** Aim **
Find and copy lines holding "pattern".

** Input for this task **
------------------------------------------------------------------------

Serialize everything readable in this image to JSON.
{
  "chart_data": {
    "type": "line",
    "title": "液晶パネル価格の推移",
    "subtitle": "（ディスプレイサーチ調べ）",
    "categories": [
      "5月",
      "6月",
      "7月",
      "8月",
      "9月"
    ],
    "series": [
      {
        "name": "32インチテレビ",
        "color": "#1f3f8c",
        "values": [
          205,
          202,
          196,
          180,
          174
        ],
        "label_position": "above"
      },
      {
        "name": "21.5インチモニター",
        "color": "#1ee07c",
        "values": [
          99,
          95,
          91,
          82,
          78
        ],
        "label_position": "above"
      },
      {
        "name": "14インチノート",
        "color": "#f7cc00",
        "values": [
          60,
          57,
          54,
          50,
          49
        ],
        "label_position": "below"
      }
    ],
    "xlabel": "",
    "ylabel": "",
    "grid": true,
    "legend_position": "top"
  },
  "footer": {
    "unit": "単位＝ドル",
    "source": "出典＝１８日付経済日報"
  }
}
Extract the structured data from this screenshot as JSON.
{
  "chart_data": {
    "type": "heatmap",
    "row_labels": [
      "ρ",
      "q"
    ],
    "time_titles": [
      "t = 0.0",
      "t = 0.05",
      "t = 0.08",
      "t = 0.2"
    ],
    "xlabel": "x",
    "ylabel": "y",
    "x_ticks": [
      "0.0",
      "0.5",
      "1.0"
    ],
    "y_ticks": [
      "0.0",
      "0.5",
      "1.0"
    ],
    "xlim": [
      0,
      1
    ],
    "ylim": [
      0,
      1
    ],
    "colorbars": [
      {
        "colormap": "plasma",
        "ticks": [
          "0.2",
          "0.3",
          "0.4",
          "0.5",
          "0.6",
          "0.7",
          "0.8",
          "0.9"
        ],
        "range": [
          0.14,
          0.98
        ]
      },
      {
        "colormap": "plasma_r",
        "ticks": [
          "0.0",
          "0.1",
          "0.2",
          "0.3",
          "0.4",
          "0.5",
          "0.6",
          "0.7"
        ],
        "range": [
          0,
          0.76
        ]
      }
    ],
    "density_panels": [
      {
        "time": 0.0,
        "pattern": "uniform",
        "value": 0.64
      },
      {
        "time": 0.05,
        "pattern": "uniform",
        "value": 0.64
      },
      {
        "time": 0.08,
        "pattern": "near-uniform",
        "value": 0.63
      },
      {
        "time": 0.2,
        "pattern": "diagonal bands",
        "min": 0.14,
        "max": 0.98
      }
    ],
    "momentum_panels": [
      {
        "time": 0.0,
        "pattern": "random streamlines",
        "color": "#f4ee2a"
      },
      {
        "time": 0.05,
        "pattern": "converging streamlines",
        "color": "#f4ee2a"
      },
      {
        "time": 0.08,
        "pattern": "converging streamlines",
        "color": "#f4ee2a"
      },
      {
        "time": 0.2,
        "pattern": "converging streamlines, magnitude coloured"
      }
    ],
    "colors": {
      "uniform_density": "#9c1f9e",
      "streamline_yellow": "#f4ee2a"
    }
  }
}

------------------------------------------------------------------------

** Reply to the task **
        "pattern": "uniform",
        "pattern": "uniform",
        "pattern": "near-uniform",
        "pattern": "diagonal bands",
        "pattern": "random streamlines",
        "pattern": "converging streamlines",
        "pattern": "converging streamlines",
        "pattern": "converging streamlines, magnitude coloured"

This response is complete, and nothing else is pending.